## PROBLEM TO SOLVE:
Can you give all the records again without altering a single character?

## MATERIAL TO PROCESS:
====================
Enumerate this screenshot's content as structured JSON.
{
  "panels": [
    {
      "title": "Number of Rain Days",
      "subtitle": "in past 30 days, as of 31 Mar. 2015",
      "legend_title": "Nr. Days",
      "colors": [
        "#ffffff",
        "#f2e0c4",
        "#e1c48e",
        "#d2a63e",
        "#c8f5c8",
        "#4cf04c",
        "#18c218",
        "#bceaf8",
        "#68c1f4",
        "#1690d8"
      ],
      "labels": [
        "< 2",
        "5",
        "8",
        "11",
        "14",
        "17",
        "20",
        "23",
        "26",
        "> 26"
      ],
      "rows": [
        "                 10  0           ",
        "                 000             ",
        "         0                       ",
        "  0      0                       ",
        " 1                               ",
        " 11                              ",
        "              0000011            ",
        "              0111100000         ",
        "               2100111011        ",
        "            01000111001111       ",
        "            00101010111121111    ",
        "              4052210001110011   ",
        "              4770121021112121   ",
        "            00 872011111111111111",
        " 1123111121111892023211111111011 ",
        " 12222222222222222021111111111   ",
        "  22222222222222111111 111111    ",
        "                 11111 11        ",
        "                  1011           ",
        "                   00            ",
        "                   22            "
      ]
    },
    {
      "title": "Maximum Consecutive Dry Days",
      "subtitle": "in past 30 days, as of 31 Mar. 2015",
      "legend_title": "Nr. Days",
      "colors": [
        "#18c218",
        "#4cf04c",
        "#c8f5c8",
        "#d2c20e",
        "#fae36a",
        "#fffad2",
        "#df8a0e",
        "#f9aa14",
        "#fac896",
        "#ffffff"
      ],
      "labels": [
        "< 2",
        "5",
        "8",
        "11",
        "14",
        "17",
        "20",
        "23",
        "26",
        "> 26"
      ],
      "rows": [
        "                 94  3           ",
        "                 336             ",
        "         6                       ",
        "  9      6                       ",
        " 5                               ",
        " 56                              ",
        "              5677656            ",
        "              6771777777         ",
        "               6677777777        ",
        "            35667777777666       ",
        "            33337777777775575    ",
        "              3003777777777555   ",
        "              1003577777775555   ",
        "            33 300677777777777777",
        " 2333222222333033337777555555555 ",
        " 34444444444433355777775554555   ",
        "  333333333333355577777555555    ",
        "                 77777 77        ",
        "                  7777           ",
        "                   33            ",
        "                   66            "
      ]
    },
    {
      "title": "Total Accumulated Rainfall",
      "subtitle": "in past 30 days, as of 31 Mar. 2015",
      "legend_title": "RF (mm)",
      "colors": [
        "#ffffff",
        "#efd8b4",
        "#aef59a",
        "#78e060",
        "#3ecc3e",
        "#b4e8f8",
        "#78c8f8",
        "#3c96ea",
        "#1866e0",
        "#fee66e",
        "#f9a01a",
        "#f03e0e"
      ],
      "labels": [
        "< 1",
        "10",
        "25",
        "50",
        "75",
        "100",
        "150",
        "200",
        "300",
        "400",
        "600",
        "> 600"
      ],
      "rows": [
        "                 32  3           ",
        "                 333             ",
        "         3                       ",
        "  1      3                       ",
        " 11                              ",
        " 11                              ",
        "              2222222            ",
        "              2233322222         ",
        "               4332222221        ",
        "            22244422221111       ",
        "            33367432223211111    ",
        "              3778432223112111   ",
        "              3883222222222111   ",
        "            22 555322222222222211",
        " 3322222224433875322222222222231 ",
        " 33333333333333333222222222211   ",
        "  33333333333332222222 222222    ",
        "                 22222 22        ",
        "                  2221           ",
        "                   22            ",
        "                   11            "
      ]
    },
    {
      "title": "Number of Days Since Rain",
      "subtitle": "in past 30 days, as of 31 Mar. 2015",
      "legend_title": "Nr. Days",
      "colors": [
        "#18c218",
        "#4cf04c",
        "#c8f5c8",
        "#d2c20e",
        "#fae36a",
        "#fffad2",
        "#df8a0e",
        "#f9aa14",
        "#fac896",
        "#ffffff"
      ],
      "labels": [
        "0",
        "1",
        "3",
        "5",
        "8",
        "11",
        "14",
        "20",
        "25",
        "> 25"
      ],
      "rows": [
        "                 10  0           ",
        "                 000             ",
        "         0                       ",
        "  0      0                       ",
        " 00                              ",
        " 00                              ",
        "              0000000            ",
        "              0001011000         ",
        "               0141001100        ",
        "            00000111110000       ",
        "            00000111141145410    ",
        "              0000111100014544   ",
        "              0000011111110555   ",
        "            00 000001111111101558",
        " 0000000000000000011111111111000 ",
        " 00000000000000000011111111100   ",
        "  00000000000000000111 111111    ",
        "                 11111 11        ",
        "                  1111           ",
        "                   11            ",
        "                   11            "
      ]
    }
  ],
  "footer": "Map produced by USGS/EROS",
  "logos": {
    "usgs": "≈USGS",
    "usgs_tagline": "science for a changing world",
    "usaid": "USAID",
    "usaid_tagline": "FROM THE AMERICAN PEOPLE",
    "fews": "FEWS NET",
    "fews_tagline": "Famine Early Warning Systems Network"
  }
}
====================
## RIGHT ANSWER:
Enumerate this screenshot's content as structured JSON.
{
  "panels": [
    {
      "title": "Number of Rain Days",
      "subtitle": "in past 30 days, as of 31 Mar. 2015",
      "legend_title": "Nr. Days",
      "colors": [
        "#ffffff",
        "#f2e0c4",
        "#e1c48e",
        "#d2a63e",
        "#c8f5c8",
        "#4cf04c",
        "#18c218",
        "#bceaf8",
        "#68c1f4",
        "#1690d8"
      ],
      "labels": [
        "< 2",
        "5",
        "8",
        "11",
        "14",
        "17",
        "20",
        "23",
        "26",
        "> 26"
      ],
      "rows": [
        "                 10  0           ",
        "                 000             ",
        "         0                       ",
        "  0      0                       ",
        " 1                               ",
        " 11                              ",
        "              0000011            ",
        "              0111100000         ",
        "               2100111011        ",
        "            01000111001111       ",
        "            00101010111121111    ",
        "              4052210001110011   ",
        "              4770121021112121   ",
        "            00 872011111111111111",
        " 1123111121111892023211111111011 ",
        " 12222222222222222021111111111   ",
        "  22222222222222111111 111111    ",
        "                 11111 11        ",
        "                  1011           ",
        "                   00            ",
        "                   22            "
      ]
    },
    {
      "title": "Maximum Consecutive Dry Days",
      "subtitle": "in past 30 days, as of 31 Mar. 2015",
      "legend_title": "Nr. Days",
      "colors": [
        "#18c218",
        "#4cf04c",
        "#c8f5c8",
        "#d2c20e",
        "#fae36a",
        "#fffad2",
        "#df8a0e",
        "#f9aa14",
        "#fac896",
        "#ffffff"
      ],
      "labels": [
        "< 2",
        "5",
        "8",
        "11",
        "14",
        "17",
        "20",
        "23",
        "26",
        "> 26"
      ],
      "rows": [
        "                 94  3           ",
        "                 336             ",
        "         6                       ",
        "  9      6                       ",
        " 5                               ",
        " 56                              ",
        "              5677656            ",
        "              6771777777         ",
        "               6677777777        ",
        "            35667777777666       ",
        "            33337777777775575    ",
        "              3003777777777555   ",
        "              1003577777775555   ",
        "            33 300677777777777777",
        " 2333222222333033337777555555555 ",
        " 34444444444433355777775554555   ",
        "  333333333333355577777555555    ",
        "                 77777 77        ",
        "                  7777           ",
        "                   33            ",
        "                   66            "
      ]
    },
    {
      "title": "Total Accumulated Rainfall",
      "subtitle": "in past 30 days, as of 31 Mar. 2015",
      "legend_title": "RF (mm)",
      "colors": [
        "#ffffff",
        "#efd8b4",
        "#aef59a",
        "#78e060",
        "#3ecc3e",
        "#b4e8f8",
        "#78c8f8",
        "#3c96ea",
        "#1866e0",
        "#fee66e",
        "#f9a01a",
        "#f03e0e"
      ],
      "labels": [
        "< 1",
        "10",
        "25",
        "50",
        "75",
        "100",
        "150",
        "200",
        "300",
        "400",
        "600",
        "> 600"
      ],
      "rows": [
        "                 32  3           ",
        "                 333             ",
        "         3                       ",
        "  1      3                       ",
        " 11                              ",
        " 11                              ",
        "              2222222            ",
        "              2233322222         ",
        "               4332222221        ",
        "            22244422221111       ",
        "            33367432223211111    ",
        "              3778432223112111   ",
        "              3883222222222111   ",
        "            22 555322222222222211",
        " 3322222224433875322222222222231 ",
        " 33333333333333333222222222211   ",
        "  33333333333332222222 222222    ",
        "                 22222 22        ",
        "                  2221           ",
        "                   22            ",
        "                   11            "
      ]
    },
    {
      "title": "Number of Days Since Rain",
      "subtitle": "in past 30 days, as of 31 Mar. 2015",
      "legend_title": "Nr. Days",
      "colors": [
        "#18c218",
        "#4cf04c",
        "#c8f5c8",
        "#d2c20e",
        "#fae36a",
        "#fffad2",
        "#df8a0e",
        "#f9aa14",
        "#fac896",
        "#ffffff"
      ],
      "labels": [
        "0",
        "1",
        "3",
        "5",
        "8",
        "11",
        "14",
        "20",
        "25",
        "> 25"
      ],
      "rows": [
        "                 10  0           ",
        "                 000             ",
        "         0                       ",
        "  0      0                       ",
        " 00                              ",
        " 00                              ",
        "              0000000            ",
        "              0001011000         ",
        "               0141001100        ",
        "            00000111110000       ",
        "            00000111141145410    ",
        "              0000111100014544   ",
        "              0000011111110555   ",
        "            00 000001111111101558",
        " 0000000000000000011111111111000 ",
        " 00000000000000000011111111100   ",
        "  00000000000000000111 111111    ",
        "                 11111 11        ",
        "                  1111           ",
        "                   11            ",
        "                   11            "
      ]
    }
  ],
  "footer": "Map produced by USGS/EROS",
  "logos": {
    "usgs": "≈USGS",
    "usgs_tagline": "science for a changing world",
    "usaid": "USAID",
    "usaid_tagline": "FROM THE AMERICAN PEOPLE",
    "fews": "FEWS NET",
    "fews_tagline": "Famine Early Warning Systems Network"
  }
}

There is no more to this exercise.